Set problem:
Give only a count of the lines that include the string "credit".

|---|

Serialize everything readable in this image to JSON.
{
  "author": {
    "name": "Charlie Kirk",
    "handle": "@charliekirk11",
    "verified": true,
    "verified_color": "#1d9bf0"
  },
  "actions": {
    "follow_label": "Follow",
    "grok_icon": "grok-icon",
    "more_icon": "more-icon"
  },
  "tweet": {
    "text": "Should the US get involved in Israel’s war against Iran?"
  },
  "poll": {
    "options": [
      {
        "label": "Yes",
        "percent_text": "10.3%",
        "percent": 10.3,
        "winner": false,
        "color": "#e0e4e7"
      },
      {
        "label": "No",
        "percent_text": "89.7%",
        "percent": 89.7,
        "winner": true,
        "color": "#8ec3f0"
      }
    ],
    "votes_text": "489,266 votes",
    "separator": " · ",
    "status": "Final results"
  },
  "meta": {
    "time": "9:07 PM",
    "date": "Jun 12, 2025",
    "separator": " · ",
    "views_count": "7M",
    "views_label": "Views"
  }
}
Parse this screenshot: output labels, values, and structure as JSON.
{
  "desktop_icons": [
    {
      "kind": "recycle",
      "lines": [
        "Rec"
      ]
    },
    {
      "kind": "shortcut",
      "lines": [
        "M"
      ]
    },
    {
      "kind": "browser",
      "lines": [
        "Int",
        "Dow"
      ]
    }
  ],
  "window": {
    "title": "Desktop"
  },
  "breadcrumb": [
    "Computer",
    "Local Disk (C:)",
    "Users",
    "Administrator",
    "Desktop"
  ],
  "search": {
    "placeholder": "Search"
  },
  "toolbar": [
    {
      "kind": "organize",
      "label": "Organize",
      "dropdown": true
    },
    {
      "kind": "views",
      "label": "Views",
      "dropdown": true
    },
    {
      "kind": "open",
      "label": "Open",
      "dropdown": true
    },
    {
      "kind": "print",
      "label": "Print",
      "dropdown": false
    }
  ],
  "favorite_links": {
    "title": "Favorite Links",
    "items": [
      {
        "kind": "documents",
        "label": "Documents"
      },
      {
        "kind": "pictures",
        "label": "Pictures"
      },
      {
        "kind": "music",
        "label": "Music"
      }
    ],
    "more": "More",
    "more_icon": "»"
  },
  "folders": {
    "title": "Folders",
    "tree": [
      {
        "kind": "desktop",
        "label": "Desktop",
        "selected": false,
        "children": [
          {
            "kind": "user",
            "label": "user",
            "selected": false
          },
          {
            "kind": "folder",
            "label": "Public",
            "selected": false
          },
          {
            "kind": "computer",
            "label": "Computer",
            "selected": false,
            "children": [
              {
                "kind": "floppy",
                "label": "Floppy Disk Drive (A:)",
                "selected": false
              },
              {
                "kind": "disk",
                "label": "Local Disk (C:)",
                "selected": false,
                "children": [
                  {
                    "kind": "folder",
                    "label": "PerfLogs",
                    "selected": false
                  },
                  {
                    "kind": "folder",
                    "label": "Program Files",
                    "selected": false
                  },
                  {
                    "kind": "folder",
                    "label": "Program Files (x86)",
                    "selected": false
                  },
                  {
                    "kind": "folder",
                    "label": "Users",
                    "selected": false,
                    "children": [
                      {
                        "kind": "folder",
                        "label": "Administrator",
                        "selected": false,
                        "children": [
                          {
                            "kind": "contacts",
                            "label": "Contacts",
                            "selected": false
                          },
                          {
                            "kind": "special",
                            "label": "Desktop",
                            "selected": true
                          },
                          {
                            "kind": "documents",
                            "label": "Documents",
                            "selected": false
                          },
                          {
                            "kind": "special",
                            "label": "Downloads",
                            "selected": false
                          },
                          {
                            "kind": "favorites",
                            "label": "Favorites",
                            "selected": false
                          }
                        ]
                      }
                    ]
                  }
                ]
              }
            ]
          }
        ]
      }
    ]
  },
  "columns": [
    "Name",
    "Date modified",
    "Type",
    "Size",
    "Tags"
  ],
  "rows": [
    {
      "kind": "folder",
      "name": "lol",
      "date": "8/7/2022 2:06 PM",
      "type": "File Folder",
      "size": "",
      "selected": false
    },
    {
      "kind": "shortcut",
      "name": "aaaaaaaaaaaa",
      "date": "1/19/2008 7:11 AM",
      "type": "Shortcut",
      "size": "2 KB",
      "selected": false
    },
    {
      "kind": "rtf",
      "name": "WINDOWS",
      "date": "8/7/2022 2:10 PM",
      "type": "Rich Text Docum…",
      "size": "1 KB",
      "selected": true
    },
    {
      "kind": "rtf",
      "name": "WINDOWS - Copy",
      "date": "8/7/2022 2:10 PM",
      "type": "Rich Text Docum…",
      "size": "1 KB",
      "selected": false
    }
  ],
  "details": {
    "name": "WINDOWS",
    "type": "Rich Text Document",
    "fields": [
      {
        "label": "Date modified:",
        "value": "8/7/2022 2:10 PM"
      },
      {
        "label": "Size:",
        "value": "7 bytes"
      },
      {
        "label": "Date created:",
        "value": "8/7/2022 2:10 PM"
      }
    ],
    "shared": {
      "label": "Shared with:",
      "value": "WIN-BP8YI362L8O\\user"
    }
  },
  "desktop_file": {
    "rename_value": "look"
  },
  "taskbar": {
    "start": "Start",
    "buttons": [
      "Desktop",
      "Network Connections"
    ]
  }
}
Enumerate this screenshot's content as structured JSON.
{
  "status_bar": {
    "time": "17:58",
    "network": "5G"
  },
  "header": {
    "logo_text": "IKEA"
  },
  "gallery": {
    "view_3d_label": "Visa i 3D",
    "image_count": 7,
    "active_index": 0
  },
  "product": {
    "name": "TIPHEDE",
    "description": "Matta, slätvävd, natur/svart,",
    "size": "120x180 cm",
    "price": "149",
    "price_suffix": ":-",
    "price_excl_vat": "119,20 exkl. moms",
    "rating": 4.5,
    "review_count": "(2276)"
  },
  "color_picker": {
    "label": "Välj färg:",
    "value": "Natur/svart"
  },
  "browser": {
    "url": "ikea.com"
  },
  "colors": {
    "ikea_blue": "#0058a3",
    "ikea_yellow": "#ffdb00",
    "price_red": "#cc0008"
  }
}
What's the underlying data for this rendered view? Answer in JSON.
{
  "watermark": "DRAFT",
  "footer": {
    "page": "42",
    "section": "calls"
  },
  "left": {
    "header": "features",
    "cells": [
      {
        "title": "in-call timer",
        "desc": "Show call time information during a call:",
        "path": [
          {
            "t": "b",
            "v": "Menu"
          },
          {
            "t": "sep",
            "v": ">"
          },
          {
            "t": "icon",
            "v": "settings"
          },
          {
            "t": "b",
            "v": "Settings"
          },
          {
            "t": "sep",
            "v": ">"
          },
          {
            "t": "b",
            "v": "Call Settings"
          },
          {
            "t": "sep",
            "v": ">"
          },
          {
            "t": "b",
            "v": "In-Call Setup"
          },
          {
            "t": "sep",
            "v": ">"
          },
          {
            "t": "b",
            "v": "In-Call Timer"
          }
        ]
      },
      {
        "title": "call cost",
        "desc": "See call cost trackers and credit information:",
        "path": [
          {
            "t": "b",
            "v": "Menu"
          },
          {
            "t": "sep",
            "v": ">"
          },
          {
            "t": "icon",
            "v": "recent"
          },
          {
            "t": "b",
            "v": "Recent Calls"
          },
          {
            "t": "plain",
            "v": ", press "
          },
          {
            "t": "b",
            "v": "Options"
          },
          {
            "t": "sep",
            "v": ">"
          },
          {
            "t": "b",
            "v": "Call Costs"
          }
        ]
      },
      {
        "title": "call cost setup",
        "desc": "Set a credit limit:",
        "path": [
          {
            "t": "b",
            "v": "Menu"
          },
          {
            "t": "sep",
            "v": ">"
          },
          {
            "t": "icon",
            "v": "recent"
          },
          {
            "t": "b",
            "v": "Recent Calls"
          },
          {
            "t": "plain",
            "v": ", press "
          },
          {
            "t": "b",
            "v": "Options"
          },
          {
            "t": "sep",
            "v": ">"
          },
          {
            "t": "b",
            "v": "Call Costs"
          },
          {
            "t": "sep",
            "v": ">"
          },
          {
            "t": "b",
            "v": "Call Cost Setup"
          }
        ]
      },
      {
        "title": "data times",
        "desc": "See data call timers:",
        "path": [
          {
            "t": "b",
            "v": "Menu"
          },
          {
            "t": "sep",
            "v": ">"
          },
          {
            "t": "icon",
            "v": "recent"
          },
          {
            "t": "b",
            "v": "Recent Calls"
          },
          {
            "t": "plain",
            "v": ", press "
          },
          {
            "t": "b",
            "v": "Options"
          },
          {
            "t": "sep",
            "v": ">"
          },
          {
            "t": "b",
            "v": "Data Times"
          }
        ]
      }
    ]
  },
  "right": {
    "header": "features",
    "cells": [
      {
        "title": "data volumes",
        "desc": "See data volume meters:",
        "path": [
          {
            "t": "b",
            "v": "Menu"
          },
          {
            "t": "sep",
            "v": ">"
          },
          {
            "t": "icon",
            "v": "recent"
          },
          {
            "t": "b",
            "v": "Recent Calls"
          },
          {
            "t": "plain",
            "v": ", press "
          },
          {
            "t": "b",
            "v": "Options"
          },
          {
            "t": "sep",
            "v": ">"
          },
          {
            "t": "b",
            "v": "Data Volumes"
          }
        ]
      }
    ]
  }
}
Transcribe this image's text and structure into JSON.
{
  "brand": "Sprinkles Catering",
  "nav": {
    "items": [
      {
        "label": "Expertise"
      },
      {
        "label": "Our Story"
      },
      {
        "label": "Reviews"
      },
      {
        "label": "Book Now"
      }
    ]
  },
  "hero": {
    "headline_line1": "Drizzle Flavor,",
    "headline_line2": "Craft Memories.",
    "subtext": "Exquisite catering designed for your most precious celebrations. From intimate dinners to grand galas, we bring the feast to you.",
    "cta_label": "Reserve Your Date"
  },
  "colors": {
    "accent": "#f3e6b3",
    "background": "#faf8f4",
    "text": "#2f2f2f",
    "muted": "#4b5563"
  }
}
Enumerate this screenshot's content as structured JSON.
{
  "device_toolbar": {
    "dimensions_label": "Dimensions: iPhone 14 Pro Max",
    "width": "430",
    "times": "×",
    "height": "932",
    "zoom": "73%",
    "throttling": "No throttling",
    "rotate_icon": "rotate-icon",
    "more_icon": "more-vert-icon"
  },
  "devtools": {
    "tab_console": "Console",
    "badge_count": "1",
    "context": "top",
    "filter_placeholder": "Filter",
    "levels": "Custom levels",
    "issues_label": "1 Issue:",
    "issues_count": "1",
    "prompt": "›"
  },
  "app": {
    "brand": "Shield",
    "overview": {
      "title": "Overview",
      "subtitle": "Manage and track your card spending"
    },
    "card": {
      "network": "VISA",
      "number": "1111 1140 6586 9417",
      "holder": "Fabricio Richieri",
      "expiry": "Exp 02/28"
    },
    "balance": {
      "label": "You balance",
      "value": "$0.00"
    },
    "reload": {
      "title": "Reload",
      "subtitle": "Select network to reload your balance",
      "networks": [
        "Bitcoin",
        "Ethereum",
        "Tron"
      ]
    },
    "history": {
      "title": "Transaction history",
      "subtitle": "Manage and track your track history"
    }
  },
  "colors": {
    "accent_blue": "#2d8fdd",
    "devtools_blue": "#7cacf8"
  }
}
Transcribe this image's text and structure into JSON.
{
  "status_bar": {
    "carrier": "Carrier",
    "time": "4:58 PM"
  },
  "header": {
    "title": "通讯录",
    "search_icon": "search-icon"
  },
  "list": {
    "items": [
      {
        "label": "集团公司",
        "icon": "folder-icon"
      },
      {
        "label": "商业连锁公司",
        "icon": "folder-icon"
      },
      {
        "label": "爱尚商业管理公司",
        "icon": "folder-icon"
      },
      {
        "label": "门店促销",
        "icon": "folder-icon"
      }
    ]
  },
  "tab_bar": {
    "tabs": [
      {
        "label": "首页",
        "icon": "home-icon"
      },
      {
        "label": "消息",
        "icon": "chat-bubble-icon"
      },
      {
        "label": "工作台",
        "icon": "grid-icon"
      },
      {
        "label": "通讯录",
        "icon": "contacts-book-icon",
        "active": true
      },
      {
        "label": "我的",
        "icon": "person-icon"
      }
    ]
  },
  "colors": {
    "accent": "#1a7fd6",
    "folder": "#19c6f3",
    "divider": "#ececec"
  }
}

|---|

Result:
2